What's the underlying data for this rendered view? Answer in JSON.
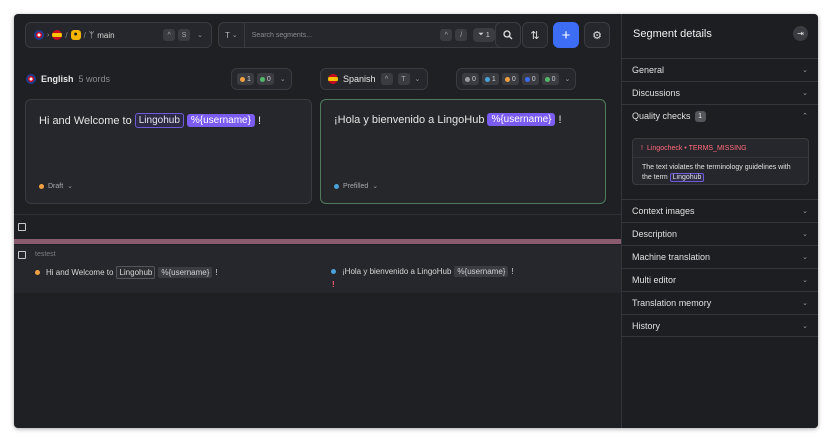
{
  "toolbar": {
    "breadcrumb_sep": "/",
    "branch_name": "main",
    "shortcut_up": "^",
    "shortcut_key": "S",
    "type_label": "T",
    "search_placeholder": "Search segments...",
    "search_shortcut_up": "^",
    "search_shortcut_key": "/",
    "filter_count": "1",
    "icons": {
      "source_flag": "uk-flag-icon",
      "target_flag": "spain-flag-icon",
      "project": "project-icon",
      "branch": "git-branch-icon",
      "clear": "close-icon",
      "search": "search-icon",
      "sort": "sort-icon",
      "add": "plus-icon",
      "settings": "gear-icon"
    }
  },
  "source": {
    "language": "English",
    "word_count": "5 words",
    "counts": [
      "1",
      "0"
    ],
    "text_before": "Hi and Welcome to",
    "term": "Lingohub",
    "placeholder": "%{username}",
    "text_after": "!",
    "status": "Draft"
  },
  "target": {
    "language": "Spanish",
    "shortcut_up": "^",
    "shortcut_key": "T",
    "counts": [
      "0",
      "1",
      "0",
      "0",
      "0"
    ],
    "text_before": "¡Hola y bienvenido a LingoHub",
    "placeholder": "%{username}",
    "text_after": "!",
    "status": "Prefilled"
  },
  "list": {
    "row_key": "testest",
    "source_before": "Hi and Welcome to",
    "source_term": "Lingohub",
    "source_ph": "%{username}",
    "source_after": "!",
    "target_text": "¡Hola y bienvenido a LingoHub",
    "target_ph": "%{username}",
    "target_after": "!",
    "warning_mark": "!"
  },
  "panel": {
    "title": "Segment details",
    "sections": {
      "general": "General",
      "discussions": "Discussions",
      "quality": "Quality checks",
      "quality_count": "1",
      "context_images": "Context images",
      "description": "Description",
      "machine_translation": "Machine translation",
      "multi_editor": "Multi editor",
      "translation_memory": "Translation memory",
      "history": "History"
    },
    "quality_check": {
      "mark": "!",
      "title": "Lingocheck • TERMS_MISSING",
      "message": "The text violates the terminology guidelines with the term",
      "term": "Lingohub"
    }
  },
  "colors": {
    "accent": "#3d6cf5",
    "placeholder": "#7b5cf0",
    "draft": "#f0a040",
    "prefilled": "#4aa3d8",
    "error": "#ff5c6c",
    "row_accent": "#8a5b6e"
  }
}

● OBJECTIVE
Output every entry word for word, but omit the pictures.

● COMPLETE OUTPUT
What's the underlying data for this rendered view? Answer in JSON.
{
  "toolbar": {
    "breadcrumb_sep": "/",
    "branch_name": "main",
    "shortcut_up": "^",
    "shortcut_key": "S",
    "type_label": "T",
    "search_placeholder": "Search segments...",
    "search_shortcut_up": "^",
    "search_shortcut_key": "/",
    "filter_count": "1",
    "icons": {
      "source_flag": "uk-flag-icon",
      "target_flag": "spain-flag-icon",
      "project": "project-icon",
      "branch": "git-branch-icon",
      "clear": "close-icon",
      "search": "search-icon",
      "sort": "sort-icon",
      "add": "plus-icon",
      "settings": "gear-icon"
    }
  },
  "source": {
    "language": "English",
    "word_count": "5 words",
    "counts": [
      "1",
      "0"
    ],
    "text_before": "Hi and Welcome to",
    "term": "Lingohub",
    "placeholder": "%{username}",
    "text_after": "!",
    "status": "Draft"
  },
  "target": {
    "language": "Spanish",
    "shortcut_up": "^",
    "shortcut_key": "T",
    "counts": [
      "0",
      "1",
      "0",
      "0",
      "0"
    ],
    "text_before": "¡Hola y bienvenido a LingoHub",
    "placeholder": "%{username}",
    "text_after": "!",
    "status": "Prefilled"
  },
  "list": {
    "row_key": "testest",
    "source_before": "Hi and Welcome to",
    "source_term": "Lingohub",
    "source_ph": "%{username}",
    "source_after": "!",
    "target_text": "¡Hola y bienvenido a LingoHub",
    "target_ph": "%{username}",
    "target_after": "!",
    "warning_mark": "!"
  },
  "panel": {
    "title": "Segment details",
    "sections": {
      "general": "General",
      "discussions": "Discussions",
      "quality": "Quality checks",
      "quality_count": "1",
      "context_images": "Context images",
      "description": "Description",
      "machine_translation": "Machine translation",
      "multi_editor": "Multi editor",
      "translation_memory": "Translation memory",
      "history": "History"
    },
    "quality_check": {
      "mark": "!",
      "title": "Lingocheck • TERMS_MISSING",
      "message": "The text violates the terminology guidelines with the term",
      "term": "Lingohub"
    }
  },
  "colors": {
    "accent": "#3d6cf5",
    "placeholder": "#7b5cf0",
    "draft": "#f0a040",
    "prefilled": "#4aa3d8",
    "error": "#ff5c6c",
    "row_accent": "#8a5b6e"
  }
}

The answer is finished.